Task objective —
Each line that contains the string "イケメンパラドックス" counts once; report how many such lines appear in the data, as a number only.

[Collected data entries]
— Start —

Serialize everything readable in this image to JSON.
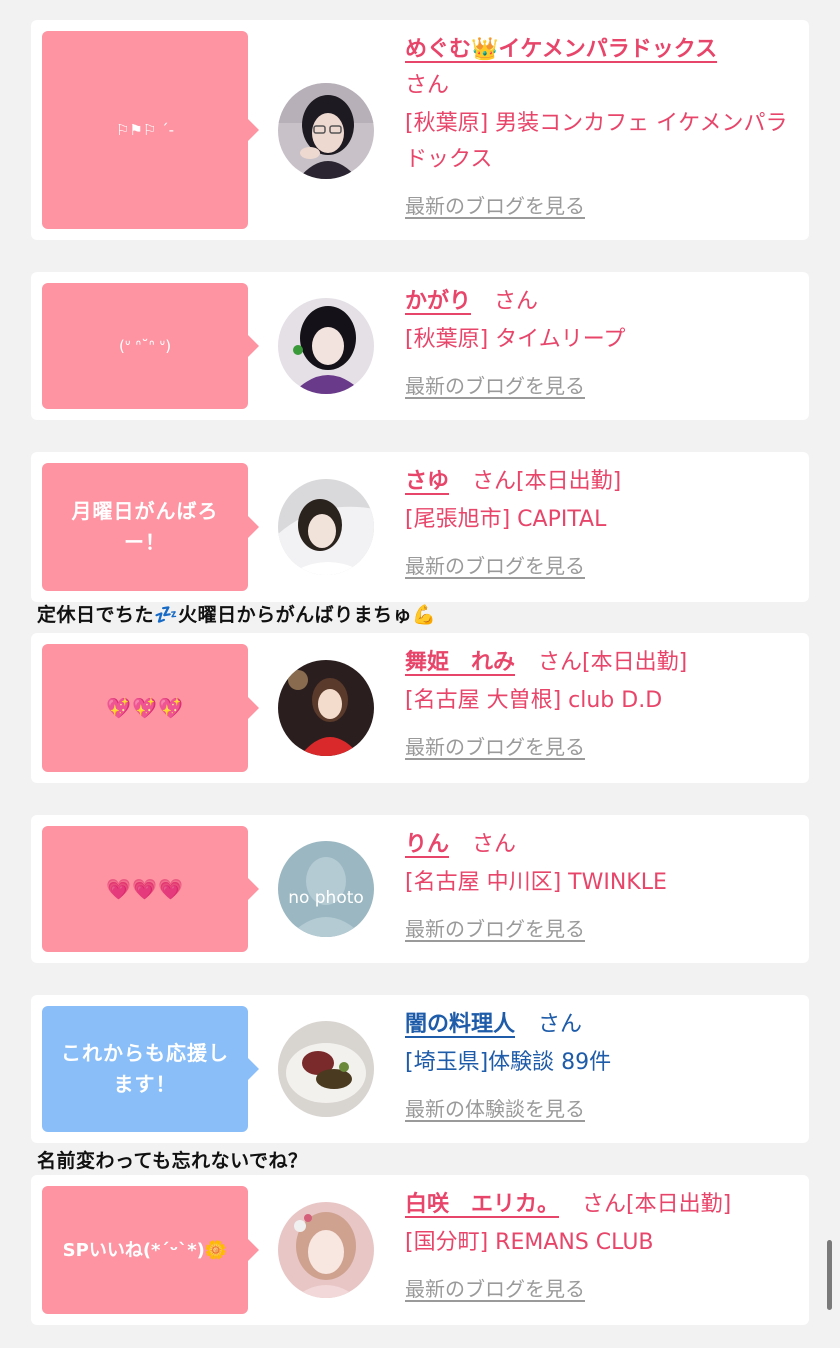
{
  "entries": [
    {
      "bubble": "⚐⚑⚐ ˊ-",
      "name": "めぐむ👑イケメンパラドックス",
      "san": "さん",
      "tag": "",
      "shop": "[秋葉原] 男装コンカフェ イケメンパラドックス",
      "link": "最新のブログを見る"
    },
    {
      "bubble": "(ᐡ ᐢ˘ᐢ ᐡ)",
      "name": "かがり",
      "san": "さん",
      "tag": "",
      "shop": "[秋葉原] タイムリープ",
      "link": "最新のブログを見る"
    },
    {
      "bubble": "月曜日がんばろー！",
      "name": "さゆ",
      "san": "さん",
      "tag": "[本日出勤]",
      "shop": "[尾張旭市] CAPITAL",
      "link": "最新のブログを見る",
      "caption": "定休日でちた💤火曜日からがんばりまちゅ💪"
    },
    {
      "bubble": "💖💖💖",
      "name": "舞姫　れみ",
      "san": "さん",
      "tag": "[本日出勤]",
      "shop": "[名古屋 大曽根] club D.D",
      "link": "最新のブログを見る"
    },
    {
      "bubble": "💗💗💗",
      "name": "りん",
      "san": "さん",
      "tag": "",
      "shop": "[名古屋 中川区] TWINKLE",
      "link": "最新のブログを見る",
      "avatar_text": "no photo"
    },
    {
      "bubble": "これからも応援します！",
      "name": "闇の料理人",
      "san": "さん",
      "tag": "",
      "shop": "[埼玉県]体験談 89件",
      "link": "最新の体験談を見る",
      "caption": "名前変わっても忘れないでね？"
    },
    {
      "bubble": "SPいいね(*´ᵕ`*)🌼",
      "name": "白咲　エリカ。",
      "san": "さん",
      "tag": "[本日出勤]",
      "shop": "[国分町] REMANS CLUB",
      "link": "最新のブログを見る"
    }
  ],
  "colors": {
    "pink_accent": "#e8456a",
    "bubble_pink": "#fe93a1",
    "bubble_blue": "#8abef8",
    "blue_accent": "#1e5ba8",
    "link_gray": "#9a9a9a"
  }
}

— End —

Written answer —
2